Data provided.
..............................

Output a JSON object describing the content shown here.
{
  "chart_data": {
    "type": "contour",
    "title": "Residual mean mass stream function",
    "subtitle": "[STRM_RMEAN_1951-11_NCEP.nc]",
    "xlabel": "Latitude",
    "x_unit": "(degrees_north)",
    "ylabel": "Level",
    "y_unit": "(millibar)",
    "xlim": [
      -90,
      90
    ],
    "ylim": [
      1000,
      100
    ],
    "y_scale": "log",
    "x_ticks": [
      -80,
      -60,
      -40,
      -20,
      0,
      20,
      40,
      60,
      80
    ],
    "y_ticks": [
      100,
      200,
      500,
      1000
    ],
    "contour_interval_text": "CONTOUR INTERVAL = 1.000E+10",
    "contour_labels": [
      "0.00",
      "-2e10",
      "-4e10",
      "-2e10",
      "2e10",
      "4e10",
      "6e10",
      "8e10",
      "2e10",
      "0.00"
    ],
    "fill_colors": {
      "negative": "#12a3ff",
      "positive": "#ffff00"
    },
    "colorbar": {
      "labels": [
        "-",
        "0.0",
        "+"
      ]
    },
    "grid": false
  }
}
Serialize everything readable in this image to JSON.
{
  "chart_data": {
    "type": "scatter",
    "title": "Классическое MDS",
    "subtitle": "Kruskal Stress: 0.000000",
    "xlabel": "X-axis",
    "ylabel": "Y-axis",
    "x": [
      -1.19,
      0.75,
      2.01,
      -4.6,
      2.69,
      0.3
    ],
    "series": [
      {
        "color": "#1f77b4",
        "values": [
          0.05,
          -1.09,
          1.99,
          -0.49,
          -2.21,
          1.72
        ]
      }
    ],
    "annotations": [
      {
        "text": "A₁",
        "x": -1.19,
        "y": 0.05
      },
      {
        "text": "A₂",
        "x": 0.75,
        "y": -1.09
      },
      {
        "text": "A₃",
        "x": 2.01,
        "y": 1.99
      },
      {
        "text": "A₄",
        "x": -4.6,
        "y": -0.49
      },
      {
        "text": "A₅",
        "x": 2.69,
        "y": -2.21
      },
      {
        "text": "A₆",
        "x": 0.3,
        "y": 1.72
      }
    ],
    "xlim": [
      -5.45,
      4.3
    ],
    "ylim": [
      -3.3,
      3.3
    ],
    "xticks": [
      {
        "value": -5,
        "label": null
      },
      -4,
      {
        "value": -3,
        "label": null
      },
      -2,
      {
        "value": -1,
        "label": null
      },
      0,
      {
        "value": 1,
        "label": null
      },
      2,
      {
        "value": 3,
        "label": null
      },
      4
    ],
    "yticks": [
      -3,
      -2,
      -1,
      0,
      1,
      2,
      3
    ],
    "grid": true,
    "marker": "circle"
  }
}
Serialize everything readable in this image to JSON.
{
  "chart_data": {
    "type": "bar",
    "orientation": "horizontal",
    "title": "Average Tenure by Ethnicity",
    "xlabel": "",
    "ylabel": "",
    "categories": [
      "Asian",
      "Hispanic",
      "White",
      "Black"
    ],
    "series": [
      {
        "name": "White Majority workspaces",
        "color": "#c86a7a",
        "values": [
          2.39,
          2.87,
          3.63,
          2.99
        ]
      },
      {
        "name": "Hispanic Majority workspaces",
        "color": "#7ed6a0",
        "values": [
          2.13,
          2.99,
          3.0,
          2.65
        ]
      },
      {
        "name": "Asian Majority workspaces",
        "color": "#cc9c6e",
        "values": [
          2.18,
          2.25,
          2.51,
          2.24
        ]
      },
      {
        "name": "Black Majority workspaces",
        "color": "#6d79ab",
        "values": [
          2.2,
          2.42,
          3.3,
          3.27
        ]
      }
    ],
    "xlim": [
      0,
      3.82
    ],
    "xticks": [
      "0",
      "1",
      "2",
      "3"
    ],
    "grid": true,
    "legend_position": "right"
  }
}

..............................

Scan the material above. Copy each line where "name" occurs.

        "name": "White Majority workspaces",
        "name": "Hispanic Majority workspaces",
        "name": "Asian Majority workspaces",
        "name": "Black Majority workspaces",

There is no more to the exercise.